(Figure content listings)

-- begin --

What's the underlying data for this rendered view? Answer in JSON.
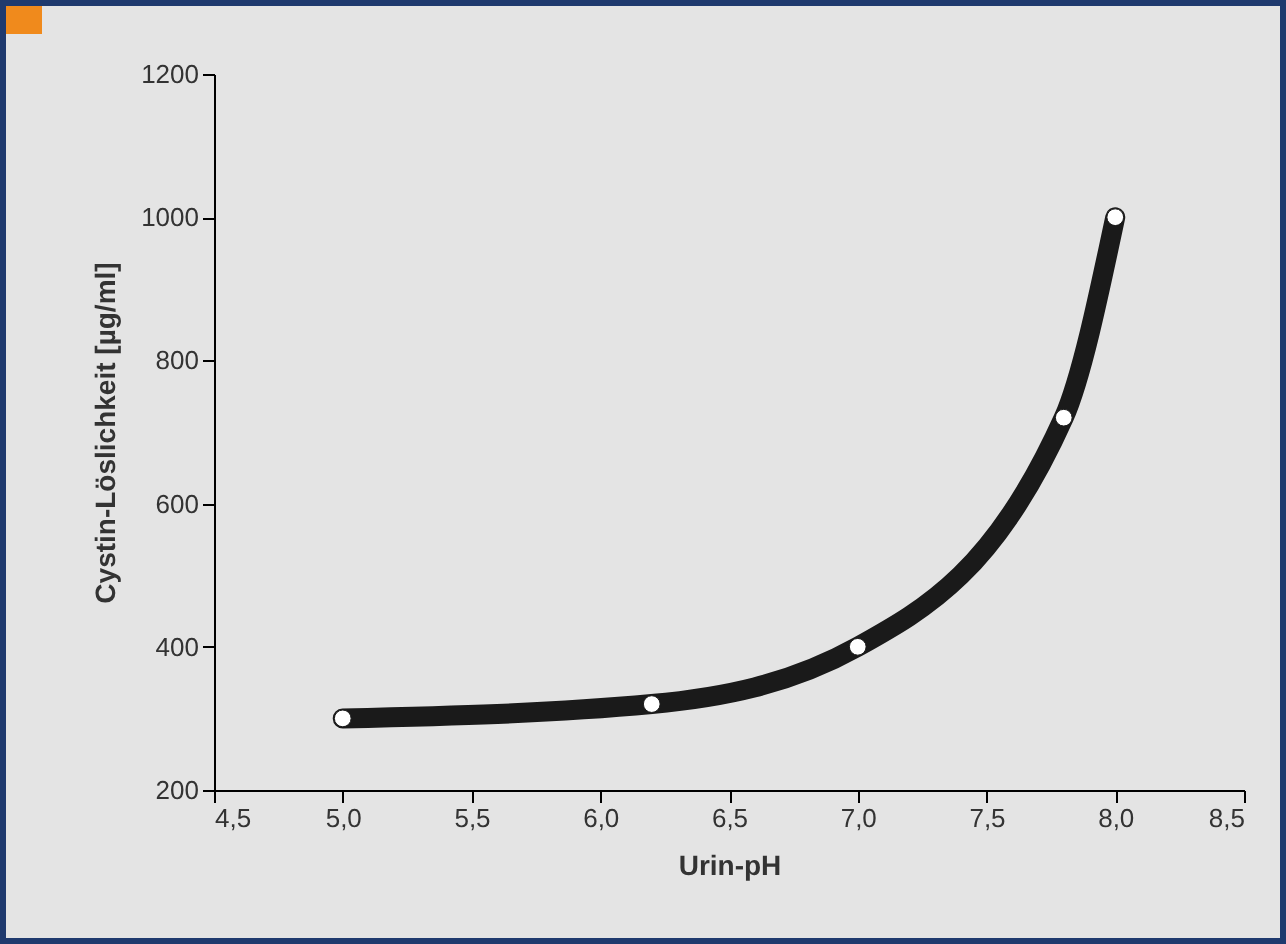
{
  "chart_data": {
    "type": "line",
    "xlabel": "Urin-pH",
    "ylabel": "Cystin-Löslichkeit [µg/ml]",
    "x": [
      5.0,
      6.2,
      7.0,
      7.8,
      8.0
    ],
    "series": [
      {
        "color": "#1a1a1a",
        "values": [
          300,
          320,
          400,
          720,
          1000
        ]
      }
    ],
    "xlim": [
      4.5,
      8.5
    ],
    "ylim": [
      200,
      1200
    ],
    "xticks": [
      {
        "value": 4.5,
        "label": "4,5"
      },
      {
        "value": 5,
        "label": "5,0"
      },
      {
        "value": 5.5,
        "label": "5,5"
      },
      {
        "value": 6,
        "label": "6,0"
      },
      {
        "value": 6.5,
        "label": "6,5"
      },
      {
        "value": 7,
        "label": "7,0"
      },
      {
        "value": 7.5,
        "label": "7,5"
      },
      {
        "value": 8,
        "label": "8,0"
      },
      {
        "value": 8.5,
        "label": "8,5"
      }
    ],
    "yticks": [
      200,
      400,
      600,
      800,
      1000,
      1200
    ],
    "marker": "circle",
    "grid": false
  }
}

-- end --

### Exercise:
Reproduce each line of the records exactly, and omit every picture.

### Complete response:
What's the underlying data for this rendered view? Answer in JSON.
{
  "chart_data": {
    "type": "line",
    "xlabel": "Urin-pH",
    "ylabel": "Cystin-Löslichkeit [µg/ml]",
    "x": [
      5.0,
      6.2,
      7.0,
      7.8,
      8.0
    ],
    "series": [
      {
        "color": "#1a1a1a",
        "values": [
          300,
          320,
          400,
          720,
          1000
        ]
      }
    ],
    "xlim": [
      4.5,
      8.5
    ],
    "ylim": [
      200,
      1200
    ],
    "xticks": [
      {
        "value": 4.5,
        "label": "4,5"
      },
      {
        "value": 5,
        "label": "5,0"
      },
      {
        "value": 5.5,
        "label": "5,5"
      },
      {
        "value": 6,
        "label": "6,0"
      },
      {
        "value": 6.5,
        "label": "6,5"
      },
      {
        "value": 7,
        "label": "7,0"
      },
      {
        "value": 7.5,
        "label": "7,5"
      },
      {
        "value": 8,
        "label": "8,0"
      },
      {
        "value": 8.5,
        "label": "8,5"
      }
    ],
    "yticks": [
      200,
      400,
      600,
      800,
      1000,
      1200
    ],
    "marker": "circle",
    "grid": false
  }
}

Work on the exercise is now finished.